◆ **Stored data**:

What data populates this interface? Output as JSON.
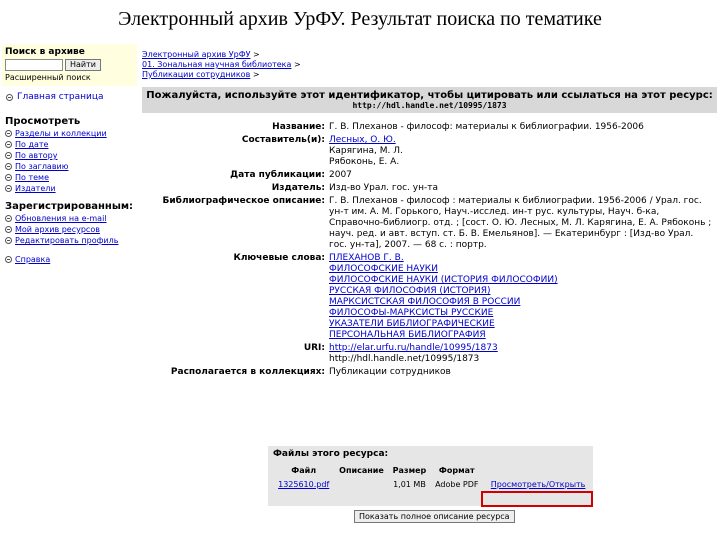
{
  "slide_title": "Электронный архив УрФУ. Результат поиска по тематике",
  "sidebar": {
    "search_title": "Поиск в архиве",
    "search_input_value": "",
    "search_button": "Найти",
    "advanced_search": "Расширенный поиск",
    "home": "Главная страница",
    "browse_title": "Просмотреть",
    "browse_items": [
      {
        "label": "Разделы и коллекции"
      },
      {
        "label": "По дате"
      },
      {
        "label": "По автору"
      },
      {
        "label": "По заглавию"
      },
      {
        "label": "По теме"
      },
      {
        "label": "Издатели"
      }
    ],
    "registered_title": "Зарегистрированным:",
    "registered_items": [
      {
        "label": "Обновления на e-mail"
      },
      {
        "label": "Мой архив ресурсов"
      },
      {
        "label": "Редактировать профиль"
      }
    ],
    "help": "Справка"
  },
  "breadcrumb": [
    {
      "label": "Электронный архив УрФУ",
      "sep": ">"
    },
    {
      "label": "01. Зональная научная библиотека",
      "sep": ">"
    },
    {
      "label": "Публикации сотрудников",
      "sep": ">"
    }
  ],
  "citation": {
    "text": "Пожалуйста, используйте этот идентификатор, чтобы цитировать или ссылаться на этот ресурс:",
    "url": "http://hdl.handle.net/10995/1873"
  },
  "meta": {
    "title_label": "Название:",
    "title_value": "Г. В. Плеханов - философ: материалы к библиографии. 1956-2006",
    "compiler_label": "Составитель(и):",
    "compilers": [
      "Лесных, О. Ю.",
      "Карягина, М. Л.",
      "Рябоконь, Е. А."
    ],
    "date_label": "Дата публикации:",
    "date_value": "2007",
    "publisher_label": "Издатель:",
    "publisher_value": "Изд-во Урал. гос. ун-та",
    "biblio_label": "Библиографическое описание:",
    "biblio_value": "Г. В. Плеханов - философ : материалы к библиографии. 1956-2006 / Урал. гос. ун-т им. А. М. Горького, Науч.-исслед. ин-т рус. культуры, Науч. б-ка, Справочно-библиогр. отд. ; [сост. О. Ю. Лесных, М. Л. Карягина, Е. А. Рябоконь ; науч. ред. и авт. вступ. ст. Б. В. Емельянов]. — Екатеринбург : [Изд-во Урал. гос. ун-та], 2007. — 68 с. : портр.",
    "keywords_label": "Ключевые слова:",
    "keywords": [
      "ПЛЕХАНОВ Г. В.",
      "ФИЛОСОФСКИЕ НАУКИ",
      "ФИЛОСОФСКИЕ НАУКИ (ИСТОРИЯ ФИЛОСОФИИ)",
      "РУССКАЯ ФИЛОСОФИЯ (ИСТОРИЯ)",
      "МАРКСИСТСКАЯ ФИЛОСОФИЯ В РОССИИ",
      "ФИЛОСОФЫ-МАРКСИСТЫ РУССКИЕ",
      "УКАЗАТЕЛИ БИБЛИОГРАФИЧЕСКИЕ",
      "ПЕРСОНАЛЬНАЯ БИБЛИОГРАФИЯ"
    ],
    "uri_label": "URI:",
    "uri_values": [
      "http://elar.urfu.ru/handle/10995/1873",
      "http://hdl.handle.net/10995/1873"
    ],
    "collection_label": "Располагается в коллекциях:",
    "collection_value": "Публикации сотрудников"
  },
  "files": {
    "title": "Файлы этого ресурса:",
    "headers": [
      "Файл",
      "Описание",
      "Размер",
      "Формат"
    ],
    "row": {
      "file": "1325610.pdf",
      "description": "",
      "size": "1,01 MB",
      "format": "Adobe PDF",
      "action": "Просмотреть/Открыть"
    },
    "full_record_button": "Показать полное описание ресурса"
  },
  "colors": {
    "link": "#0000cc",
    "highlight_border": "#d00000",
    "search_bg": "#ffffe0",
    "cite_bg": "#d8d8d8"
  }
}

◆ **Given request**:
From the entries above, copy each line holding "НАУКИ".

◆ **Response below**:
      "ФИЛОСОФСКИЕ НАУКИ",
      "ФИЛОСОФСКИЕ НАУКИ (ИСТОРИЯ ФИЛОСОФИИ)",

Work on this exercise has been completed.